Challenge 1 - In the entries, from the first line through the line that contains "chart2-xtick: 2018/11/1: [561, 334, 570, 370]", substitute "chart1-yaxis-tick" for "chart1-ytick" and write those lines out again with everything else left unchanged.

Excerpted text -
From all circuits I found, there are two, more or less close to what I intend to build winding my own coils. No toroids available for the moment.

My questions:

a) The double tuned bandpass filter in this design is symetric: the secondaries are connected to the antenna pot and to the pins 1 & 2 of the NE602.

How is this possible since I am designing for a yet unknown antenna (thus unknown impedance) while having 1500 Ohms at the input of the NE602?

b) The other design (page 11) connects the secondary to the antenna and the primary of L2 straigth to pins 1 & 2.

I calculated Xl (= Xc) = 333 Ohms. Is this reasonable to match the 1500 Ohms input of the NE602? What about the secondary of L1 respect to the antenna?

c) I believe I will end winding two similar tuned transformers adjusted with trimmers.

Understanding that the secondaries will show an impedance proportional to their number of turns vis a vis that of the primary, what values should I use to calculate my coils?

Record set -
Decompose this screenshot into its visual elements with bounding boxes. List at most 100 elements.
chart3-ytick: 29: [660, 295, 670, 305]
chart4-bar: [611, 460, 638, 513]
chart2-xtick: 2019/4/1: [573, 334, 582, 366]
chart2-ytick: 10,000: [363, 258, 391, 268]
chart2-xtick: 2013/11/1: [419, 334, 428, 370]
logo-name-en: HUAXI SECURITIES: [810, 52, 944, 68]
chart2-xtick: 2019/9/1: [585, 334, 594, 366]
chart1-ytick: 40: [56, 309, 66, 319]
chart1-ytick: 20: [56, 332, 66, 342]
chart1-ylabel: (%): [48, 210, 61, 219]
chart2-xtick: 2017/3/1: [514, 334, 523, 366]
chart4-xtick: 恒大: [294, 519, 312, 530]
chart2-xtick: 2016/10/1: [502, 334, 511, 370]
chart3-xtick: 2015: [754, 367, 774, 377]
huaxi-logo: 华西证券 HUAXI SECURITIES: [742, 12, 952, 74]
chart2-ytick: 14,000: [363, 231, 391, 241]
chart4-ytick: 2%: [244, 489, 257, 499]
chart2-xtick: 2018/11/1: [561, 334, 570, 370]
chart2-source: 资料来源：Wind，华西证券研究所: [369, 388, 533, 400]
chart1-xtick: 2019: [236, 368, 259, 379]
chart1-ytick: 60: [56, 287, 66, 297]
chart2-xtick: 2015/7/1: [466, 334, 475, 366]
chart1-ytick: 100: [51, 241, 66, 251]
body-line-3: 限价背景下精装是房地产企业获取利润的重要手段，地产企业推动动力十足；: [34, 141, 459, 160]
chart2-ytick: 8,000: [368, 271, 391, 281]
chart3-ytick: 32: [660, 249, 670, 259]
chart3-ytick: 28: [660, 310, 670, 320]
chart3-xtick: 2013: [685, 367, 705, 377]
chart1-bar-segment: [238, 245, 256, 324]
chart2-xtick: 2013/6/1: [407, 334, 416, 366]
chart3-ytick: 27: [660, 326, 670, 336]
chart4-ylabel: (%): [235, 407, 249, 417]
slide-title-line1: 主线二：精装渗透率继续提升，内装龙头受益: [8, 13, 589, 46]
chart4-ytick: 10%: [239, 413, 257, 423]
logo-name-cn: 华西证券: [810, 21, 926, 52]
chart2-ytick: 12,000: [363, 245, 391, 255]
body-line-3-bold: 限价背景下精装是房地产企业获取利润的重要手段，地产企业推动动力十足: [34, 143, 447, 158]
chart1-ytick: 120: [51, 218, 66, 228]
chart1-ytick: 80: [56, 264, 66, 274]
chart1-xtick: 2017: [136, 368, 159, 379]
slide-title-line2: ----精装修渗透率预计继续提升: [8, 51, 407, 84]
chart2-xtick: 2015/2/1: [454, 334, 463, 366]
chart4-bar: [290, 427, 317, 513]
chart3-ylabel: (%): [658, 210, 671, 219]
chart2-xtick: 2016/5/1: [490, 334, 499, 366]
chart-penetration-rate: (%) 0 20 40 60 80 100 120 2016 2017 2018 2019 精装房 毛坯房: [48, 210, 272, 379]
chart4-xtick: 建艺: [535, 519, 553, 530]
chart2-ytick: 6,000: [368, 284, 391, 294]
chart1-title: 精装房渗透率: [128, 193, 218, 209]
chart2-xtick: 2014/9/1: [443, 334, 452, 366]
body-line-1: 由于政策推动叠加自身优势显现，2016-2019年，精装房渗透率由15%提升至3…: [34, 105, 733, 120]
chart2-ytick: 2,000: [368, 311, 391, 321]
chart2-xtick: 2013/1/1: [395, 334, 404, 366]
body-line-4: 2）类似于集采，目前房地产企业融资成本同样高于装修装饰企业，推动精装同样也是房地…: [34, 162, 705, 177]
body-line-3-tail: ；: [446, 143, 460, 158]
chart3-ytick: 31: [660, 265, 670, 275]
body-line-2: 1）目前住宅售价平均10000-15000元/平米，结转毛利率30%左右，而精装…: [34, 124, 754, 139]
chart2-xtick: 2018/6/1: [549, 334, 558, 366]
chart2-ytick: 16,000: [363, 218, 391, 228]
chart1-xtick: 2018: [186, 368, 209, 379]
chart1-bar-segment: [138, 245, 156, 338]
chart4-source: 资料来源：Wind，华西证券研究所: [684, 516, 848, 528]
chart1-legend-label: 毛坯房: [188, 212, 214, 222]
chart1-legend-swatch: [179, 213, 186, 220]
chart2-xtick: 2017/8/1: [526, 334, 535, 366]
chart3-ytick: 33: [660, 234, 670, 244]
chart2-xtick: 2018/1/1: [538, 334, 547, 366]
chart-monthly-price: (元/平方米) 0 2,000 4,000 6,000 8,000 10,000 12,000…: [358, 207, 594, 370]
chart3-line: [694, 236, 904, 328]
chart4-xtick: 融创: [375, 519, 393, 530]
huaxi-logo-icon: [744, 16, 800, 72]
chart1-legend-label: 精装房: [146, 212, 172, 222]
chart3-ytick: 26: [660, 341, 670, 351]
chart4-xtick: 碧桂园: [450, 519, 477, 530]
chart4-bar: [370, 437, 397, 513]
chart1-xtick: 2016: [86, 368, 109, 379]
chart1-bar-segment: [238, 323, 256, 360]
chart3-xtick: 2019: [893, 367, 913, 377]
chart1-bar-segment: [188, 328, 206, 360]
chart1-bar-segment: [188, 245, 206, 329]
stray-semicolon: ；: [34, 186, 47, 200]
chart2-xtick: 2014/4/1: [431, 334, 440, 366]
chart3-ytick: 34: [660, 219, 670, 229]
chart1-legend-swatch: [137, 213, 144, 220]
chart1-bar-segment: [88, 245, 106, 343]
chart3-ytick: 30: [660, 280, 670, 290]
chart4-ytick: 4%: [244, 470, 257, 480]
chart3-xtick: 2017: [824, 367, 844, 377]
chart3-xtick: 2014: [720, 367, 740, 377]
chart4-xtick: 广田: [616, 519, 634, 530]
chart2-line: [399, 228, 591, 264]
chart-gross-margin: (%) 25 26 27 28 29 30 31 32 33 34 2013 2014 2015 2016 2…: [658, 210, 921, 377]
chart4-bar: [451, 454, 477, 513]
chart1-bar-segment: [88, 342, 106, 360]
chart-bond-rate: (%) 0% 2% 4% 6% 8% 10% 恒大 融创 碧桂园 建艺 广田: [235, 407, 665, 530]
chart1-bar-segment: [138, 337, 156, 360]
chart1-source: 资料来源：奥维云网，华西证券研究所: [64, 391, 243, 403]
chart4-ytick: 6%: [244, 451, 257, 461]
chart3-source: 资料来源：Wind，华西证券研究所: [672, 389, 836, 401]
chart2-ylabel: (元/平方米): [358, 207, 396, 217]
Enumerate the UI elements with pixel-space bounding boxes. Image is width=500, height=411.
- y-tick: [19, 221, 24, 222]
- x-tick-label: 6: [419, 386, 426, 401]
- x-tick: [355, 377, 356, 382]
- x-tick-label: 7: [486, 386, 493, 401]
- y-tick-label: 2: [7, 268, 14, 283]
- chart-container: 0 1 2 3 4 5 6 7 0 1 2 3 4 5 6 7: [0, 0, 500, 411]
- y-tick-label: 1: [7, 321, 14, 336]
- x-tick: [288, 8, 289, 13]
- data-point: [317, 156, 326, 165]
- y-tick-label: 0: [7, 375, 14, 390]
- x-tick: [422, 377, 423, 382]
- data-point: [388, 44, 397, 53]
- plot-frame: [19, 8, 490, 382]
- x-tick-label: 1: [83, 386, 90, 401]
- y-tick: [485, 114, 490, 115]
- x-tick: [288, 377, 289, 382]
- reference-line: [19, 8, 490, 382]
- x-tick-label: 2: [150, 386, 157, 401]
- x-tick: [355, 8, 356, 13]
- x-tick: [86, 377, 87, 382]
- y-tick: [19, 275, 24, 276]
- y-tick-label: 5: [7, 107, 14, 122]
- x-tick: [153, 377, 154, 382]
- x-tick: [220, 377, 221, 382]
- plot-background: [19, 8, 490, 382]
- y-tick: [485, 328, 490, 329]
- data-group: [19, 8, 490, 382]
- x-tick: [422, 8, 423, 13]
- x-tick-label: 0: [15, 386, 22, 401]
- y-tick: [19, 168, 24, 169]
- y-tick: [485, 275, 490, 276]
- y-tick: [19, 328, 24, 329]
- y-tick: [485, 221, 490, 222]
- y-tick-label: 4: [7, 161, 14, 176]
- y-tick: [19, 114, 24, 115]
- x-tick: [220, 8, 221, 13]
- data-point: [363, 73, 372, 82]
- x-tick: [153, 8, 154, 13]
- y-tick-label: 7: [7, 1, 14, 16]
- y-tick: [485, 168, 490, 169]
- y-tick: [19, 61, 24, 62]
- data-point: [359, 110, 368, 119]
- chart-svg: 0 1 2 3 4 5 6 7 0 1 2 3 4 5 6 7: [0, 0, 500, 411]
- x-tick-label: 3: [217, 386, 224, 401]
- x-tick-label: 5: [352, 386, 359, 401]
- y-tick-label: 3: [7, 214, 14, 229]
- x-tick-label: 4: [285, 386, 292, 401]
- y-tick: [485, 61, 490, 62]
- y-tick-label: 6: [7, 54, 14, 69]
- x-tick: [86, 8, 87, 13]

Challenge 2 - Duplicate the passage of the NE602 filter post that runs from "How is this" to "pins 1 & 2.", word for word.

Task answer 1 -
Decompose this screenshot into its visual elements with bounding boxes. List at most 100 elements.
chart3-ytick: 29: [660, 295, 670, 305]
chart4-bar: [611, 460, 638, 513]
chart2-xtick: 2019/4/1: [573, 334, 582, 366]
chart2-ytick: 10,000: [363, 258, 391, 268]
chart2-xtick: 2013/11/1: [419, 334, 428, 370]
logo-name-en: HUAXI SECURITIES: [810, 52, 944, 68]
chart2-xtick: 2019/9/1: [585, 334, 594, 366]
chart1-yaxis-tick: 40: [56, 309, 66, 319]
chart1-yaxis-tick: 20: [56, 332, 66, 342]
chart1-ylabel: (%): [48, 210, 61, 219]
chart2-xtick: 2017/3/1: [514, 334, 523, 366]
chart4-xtick: 恒大: [294, 519, 312, 530]
chart2-xtick: 2016/10/1: [502, 334, 511, 370]
chart3-xtick: 2015: [754, 367, 774, 377]
huaxi-logo: 华西证券 HUAXI SECURITIES: [742, 12, 952, 74]
chart2-ytick: 14,000: [363, 231, 391, 241]
chart4-ytick: 2%: [244, 489, 257, 499]
chart2-xtick: 2018/11/1: [561, 334, 570, 370]

Task answer 2 -
How is this possible since I am designing for a yet unknown antenna (thus unknown impedance) while having 1500 Ohms at the input of the NE602?

b) The other design (page 11) connects the secondary to the antenna and the primary of L2 straigth to pins 1 & 2.